SELECT MATCH (COLUMNS) AGAINST ('+"Term Ex"' IN BOOLEAN MODE) as score
FROM table_myisam
where id = 1;
Returns:
+-------+
| score |
+-------+
| 1 |
+-------+
but:
SELECT MATCH (COLUMNS) AGAINST ('+"Term Ex"' IN BOOLEAN MODE) as score
FROM table
where id = 1;
returns:
+-------+
| score |
+-------+
| 0 |
+-------+
I thought the ex might not have been indexed because innodb_ft_min_token_size was set to 3. I lowered that to 1 and optimized the table but that had no affect. The column contents are 99 characters long so I presumed the whole column wasn't indexed because of innodb_ft_max_token_size. I increased that as well to 150 and ran the optimize again but again had the same result.
The only difference between these tables is the engine and the character set. This table is using utf8, the myisam table is using latin1.
Has anyone seen these behavior, or have advice for how to resolve it?
UPDATE:
I added ft_stopword_file="" to my my.cnf and ran OPTIMIZE TABLE table again. This time I got
optimize | note | Table does not support optimize, doing recreate + analyze instead
The query worked after this change. Ex is not a stop word though so not sure why it would make a difference.
A new query that fails though is:
SELECT MATCH (Columns) AGAINST ('+Term +Ex +in' IN BOOLEAN MODE) as score FROM Table where id = 1;
+-------+
| score |
+-------+
| 0 |
+-------+
the in causes this to fail but that is the next word in my table.
SELECT MATCH (Columns) AGAINST ('+Term +Ex' IN BOOLEAN MODE) as score FROM Table where id = 1;
+--------------------+
| score |
+--------------------+
| 219.30206298828125 |
+--------------------+
I also tried CREATE TABLE my_stopwords(value VARCHAR(30)) ENGINE = INNODB;, then updated my.cnf with innodb_ft_server_stopword_table='db/my_stopwords'. I restarted and ran:
show variables like 'innodb_ft_server_stopword_table';
which brought back:
+---------------------------------+---------------------------+
| Variable_name | Value |
+---------------------------------+---------------------------+
| innodb_ft_server_stopword_table | 'db/my_stopwords'; |
+---------------------------------+---------------------------+
so I thought the in would not cause the query to fail now but it continues. I also tried OPTIMIZE TABLE table again and even ALTER TABLE table DROP INDEX ... and ALTER TABLE table ADD FULLTEXT KEY ... none of which have had an affect.

> _What is asked_
a – Which server configuration variables does the MySQL full-text search post name? List every one.
b – In the MySQL full-text search post, what character set does the MyISAM table use?
c – Continue the MySQL full-text search post from its final sentence.

> _Records provided_
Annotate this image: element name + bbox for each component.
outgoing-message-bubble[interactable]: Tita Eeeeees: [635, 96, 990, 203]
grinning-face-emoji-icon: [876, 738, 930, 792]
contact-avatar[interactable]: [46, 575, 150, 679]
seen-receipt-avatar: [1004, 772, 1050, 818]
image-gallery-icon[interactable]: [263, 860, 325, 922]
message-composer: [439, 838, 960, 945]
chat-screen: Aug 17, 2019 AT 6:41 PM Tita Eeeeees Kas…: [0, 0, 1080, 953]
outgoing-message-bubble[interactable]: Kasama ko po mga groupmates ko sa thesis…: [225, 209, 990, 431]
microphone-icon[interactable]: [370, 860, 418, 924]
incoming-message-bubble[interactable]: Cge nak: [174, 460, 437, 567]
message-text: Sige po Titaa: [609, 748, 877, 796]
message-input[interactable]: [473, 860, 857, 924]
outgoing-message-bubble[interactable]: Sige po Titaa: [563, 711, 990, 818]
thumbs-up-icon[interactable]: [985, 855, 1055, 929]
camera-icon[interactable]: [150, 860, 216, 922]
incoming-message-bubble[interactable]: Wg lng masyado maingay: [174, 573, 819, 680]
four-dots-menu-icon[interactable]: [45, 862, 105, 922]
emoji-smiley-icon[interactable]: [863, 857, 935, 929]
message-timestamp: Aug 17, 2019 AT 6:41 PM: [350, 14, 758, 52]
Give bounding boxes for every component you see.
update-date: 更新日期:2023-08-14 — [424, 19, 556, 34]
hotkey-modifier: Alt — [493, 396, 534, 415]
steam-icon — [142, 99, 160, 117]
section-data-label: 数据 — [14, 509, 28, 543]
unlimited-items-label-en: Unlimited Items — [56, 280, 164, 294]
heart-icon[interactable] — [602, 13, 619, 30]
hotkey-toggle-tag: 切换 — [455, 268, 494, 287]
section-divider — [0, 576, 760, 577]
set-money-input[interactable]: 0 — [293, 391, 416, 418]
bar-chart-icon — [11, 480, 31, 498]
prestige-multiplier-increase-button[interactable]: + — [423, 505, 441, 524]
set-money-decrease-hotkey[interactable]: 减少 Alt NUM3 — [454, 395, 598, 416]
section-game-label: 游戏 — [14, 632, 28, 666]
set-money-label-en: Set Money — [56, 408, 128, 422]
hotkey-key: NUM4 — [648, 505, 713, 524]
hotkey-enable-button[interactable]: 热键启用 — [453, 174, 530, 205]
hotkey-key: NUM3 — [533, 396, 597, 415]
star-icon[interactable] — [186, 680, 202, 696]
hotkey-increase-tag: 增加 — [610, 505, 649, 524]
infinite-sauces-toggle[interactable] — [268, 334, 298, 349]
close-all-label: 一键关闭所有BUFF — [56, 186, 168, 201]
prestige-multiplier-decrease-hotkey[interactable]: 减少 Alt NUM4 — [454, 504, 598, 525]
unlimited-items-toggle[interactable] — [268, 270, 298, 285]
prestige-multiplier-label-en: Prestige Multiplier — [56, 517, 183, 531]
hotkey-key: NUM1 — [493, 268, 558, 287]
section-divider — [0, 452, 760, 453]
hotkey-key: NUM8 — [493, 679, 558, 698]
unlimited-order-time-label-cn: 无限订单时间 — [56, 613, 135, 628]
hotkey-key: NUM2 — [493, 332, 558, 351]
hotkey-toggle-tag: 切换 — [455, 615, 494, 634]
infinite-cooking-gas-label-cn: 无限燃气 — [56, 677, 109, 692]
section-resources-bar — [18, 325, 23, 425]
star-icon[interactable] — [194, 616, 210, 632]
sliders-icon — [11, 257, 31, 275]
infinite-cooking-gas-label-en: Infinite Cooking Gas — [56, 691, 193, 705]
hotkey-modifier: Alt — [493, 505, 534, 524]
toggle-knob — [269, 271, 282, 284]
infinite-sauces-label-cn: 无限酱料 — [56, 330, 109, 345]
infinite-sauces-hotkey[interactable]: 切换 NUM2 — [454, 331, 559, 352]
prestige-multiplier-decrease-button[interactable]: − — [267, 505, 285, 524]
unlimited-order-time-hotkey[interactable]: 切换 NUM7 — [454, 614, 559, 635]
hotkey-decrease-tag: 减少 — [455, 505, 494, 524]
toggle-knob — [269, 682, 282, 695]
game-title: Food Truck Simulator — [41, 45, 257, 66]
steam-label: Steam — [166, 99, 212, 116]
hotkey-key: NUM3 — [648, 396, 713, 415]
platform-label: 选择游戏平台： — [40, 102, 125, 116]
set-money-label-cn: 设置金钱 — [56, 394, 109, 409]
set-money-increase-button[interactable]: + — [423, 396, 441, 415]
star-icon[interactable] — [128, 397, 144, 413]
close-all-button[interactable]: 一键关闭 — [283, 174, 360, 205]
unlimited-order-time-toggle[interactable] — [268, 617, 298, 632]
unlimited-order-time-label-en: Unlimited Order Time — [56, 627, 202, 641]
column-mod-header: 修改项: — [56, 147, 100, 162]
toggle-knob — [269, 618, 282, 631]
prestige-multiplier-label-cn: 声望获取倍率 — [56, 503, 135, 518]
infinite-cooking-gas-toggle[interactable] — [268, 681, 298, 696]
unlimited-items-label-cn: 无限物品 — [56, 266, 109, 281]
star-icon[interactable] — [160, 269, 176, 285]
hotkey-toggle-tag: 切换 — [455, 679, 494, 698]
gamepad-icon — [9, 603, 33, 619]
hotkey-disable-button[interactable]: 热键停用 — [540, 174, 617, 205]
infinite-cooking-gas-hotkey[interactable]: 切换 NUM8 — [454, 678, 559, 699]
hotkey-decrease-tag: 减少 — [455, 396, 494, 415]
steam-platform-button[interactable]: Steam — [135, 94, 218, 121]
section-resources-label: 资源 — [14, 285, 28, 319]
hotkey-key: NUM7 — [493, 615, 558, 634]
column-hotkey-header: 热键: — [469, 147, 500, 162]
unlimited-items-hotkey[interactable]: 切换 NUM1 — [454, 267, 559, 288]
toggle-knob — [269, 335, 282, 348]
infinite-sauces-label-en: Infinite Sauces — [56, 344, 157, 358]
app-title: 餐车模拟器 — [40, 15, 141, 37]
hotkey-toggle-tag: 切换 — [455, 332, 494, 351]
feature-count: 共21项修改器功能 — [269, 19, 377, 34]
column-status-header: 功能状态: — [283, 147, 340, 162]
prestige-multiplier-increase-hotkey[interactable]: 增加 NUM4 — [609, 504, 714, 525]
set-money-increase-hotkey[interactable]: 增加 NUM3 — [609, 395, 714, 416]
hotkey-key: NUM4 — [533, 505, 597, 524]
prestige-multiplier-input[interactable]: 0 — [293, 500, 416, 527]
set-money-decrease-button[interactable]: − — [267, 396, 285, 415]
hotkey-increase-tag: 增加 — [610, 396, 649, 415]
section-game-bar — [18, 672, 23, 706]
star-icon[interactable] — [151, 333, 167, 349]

> _Expected outputs_
a – innodb_ft_min_token_size, innodb_ft_max_token_size, ft_stopword_file, innodb_ft_server_stopword_table

b – latin1

c –
Second Update
The issue is with the stop words.
$userinput = preg_replace('/\b(a|about|an|are|as|at|be|by|com|de|en|for|from|how|i|in|is|it|la|of|on|or|that|the|this|to|was|what|when|where|who|will|with|und|the|www)\b/', '', $userinput);
resolves the issue but that doesn't appear as a good solution to me. I'd like a solution that avoids the stop words breaking this in mysql.
Stopword table data:
CREATE TABLE `my_stopwords` (
`value` varchar(30) DEFAULT NULL
) ENGINE=InnoDB DEFAULT CHARSET=latin1
and
Name: my_stopwords
Engine: InnoDB
Version: 10
Row_format: Compact
Rows: 0
Avg_row_length: 0
Data_length: 16384
Max_data_length: 0
Index_length: 0
Data_free: 0
Auto_increment: NULL
Create_time: 2019-04-09 17:39:55
Update_time: NULL
Check_time: NULL
Collation: latin1_swedish_ci
Checksum: NULL
Create_options:
Comment:
There are several differences between MyISAM's FULLTEXT and InnoDB's. I think you were caught by the handling of 'short' words and/or stop words. MyISAM will show rows, but InnoDB will fail to.
What I have done when using FT (and after switching to InnoDB) is to filter the user's input to avoid short words. It takes extra effort but gets me the rows desired. My case is slightly different since the resulting query is something like this. Note that I have added + to require the words, but not on words shorter than 3 (my ft_min_token_size is 3). These searches were for build a table and build the table:
WHERE match(description) AGAINST('+build* a +table*' IN BOOLEAN MODE)
WHERE match(description) AGAINST('+build* +the* +table*' IN BOOLEAN MODE)
(The trailing * may be redundant; I have not investigated that.)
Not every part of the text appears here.